- [Material provided]
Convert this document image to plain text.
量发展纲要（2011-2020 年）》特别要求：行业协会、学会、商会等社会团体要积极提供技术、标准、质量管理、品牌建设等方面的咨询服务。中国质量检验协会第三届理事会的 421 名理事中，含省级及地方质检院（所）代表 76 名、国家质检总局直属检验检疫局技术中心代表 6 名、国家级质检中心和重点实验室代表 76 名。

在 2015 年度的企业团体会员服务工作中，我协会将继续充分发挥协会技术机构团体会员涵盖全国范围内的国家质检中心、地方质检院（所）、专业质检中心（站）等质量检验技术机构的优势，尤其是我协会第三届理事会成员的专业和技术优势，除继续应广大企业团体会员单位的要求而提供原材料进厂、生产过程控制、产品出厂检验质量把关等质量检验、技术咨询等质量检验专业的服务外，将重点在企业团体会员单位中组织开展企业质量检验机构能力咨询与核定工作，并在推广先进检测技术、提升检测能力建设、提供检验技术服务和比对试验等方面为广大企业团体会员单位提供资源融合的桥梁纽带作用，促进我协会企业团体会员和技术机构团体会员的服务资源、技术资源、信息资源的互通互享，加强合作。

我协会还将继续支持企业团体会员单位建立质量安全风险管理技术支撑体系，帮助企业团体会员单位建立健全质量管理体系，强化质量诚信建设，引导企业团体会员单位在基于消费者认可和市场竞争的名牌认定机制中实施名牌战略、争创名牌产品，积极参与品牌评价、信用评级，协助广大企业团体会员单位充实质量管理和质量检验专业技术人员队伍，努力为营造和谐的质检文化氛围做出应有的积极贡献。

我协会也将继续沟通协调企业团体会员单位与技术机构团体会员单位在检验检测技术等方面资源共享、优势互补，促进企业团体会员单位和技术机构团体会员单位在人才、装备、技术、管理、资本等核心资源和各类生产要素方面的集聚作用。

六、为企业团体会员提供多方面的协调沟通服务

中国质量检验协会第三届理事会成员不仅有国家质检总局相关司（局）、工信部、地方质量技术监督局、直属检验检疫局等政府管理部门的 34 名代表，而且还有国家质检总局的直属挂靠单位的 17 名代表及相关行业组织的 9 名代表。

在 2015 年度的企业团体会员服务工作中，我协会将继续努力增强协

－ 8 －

- [Problem to solve]
Copy out every line in the listing where the word "年度的企业团体会员服务工作中" appears.

- [Solution to this problem]
在 2015 年度的企业团体会员服务工作中，我协会将继续充分发挥协会技术机构团体会员涵盖全国范围内的国家质检中心、地方质检院（所）、专业质检中心（站）等质量检验技术机构的优势，尤其是我协会第三届理事会成员的专业和技术优势，除继续应广大企业团体会员单位的要求而提供原材料进厂、生产过程控制、产品出厂检验质量把关等质量检验、技术咨询等质量检验专业的服务外，将重点在企业团体会员单位中组织开展企业质量检验机构能力咨询与核定工作，并在推广先进检测技术、提升检测能力建设、提供检验技术服务和比对试验等方面为广大企业团体会员单位提供资源融合的桥梁纽带作用，促进我协会企业团体会员和技术机构团体会员的服务资源、技术资源、信息资源的互通互享，加强合作。
在 2015 年度的企业团体会员服务工作中，我协会将继续努力增强协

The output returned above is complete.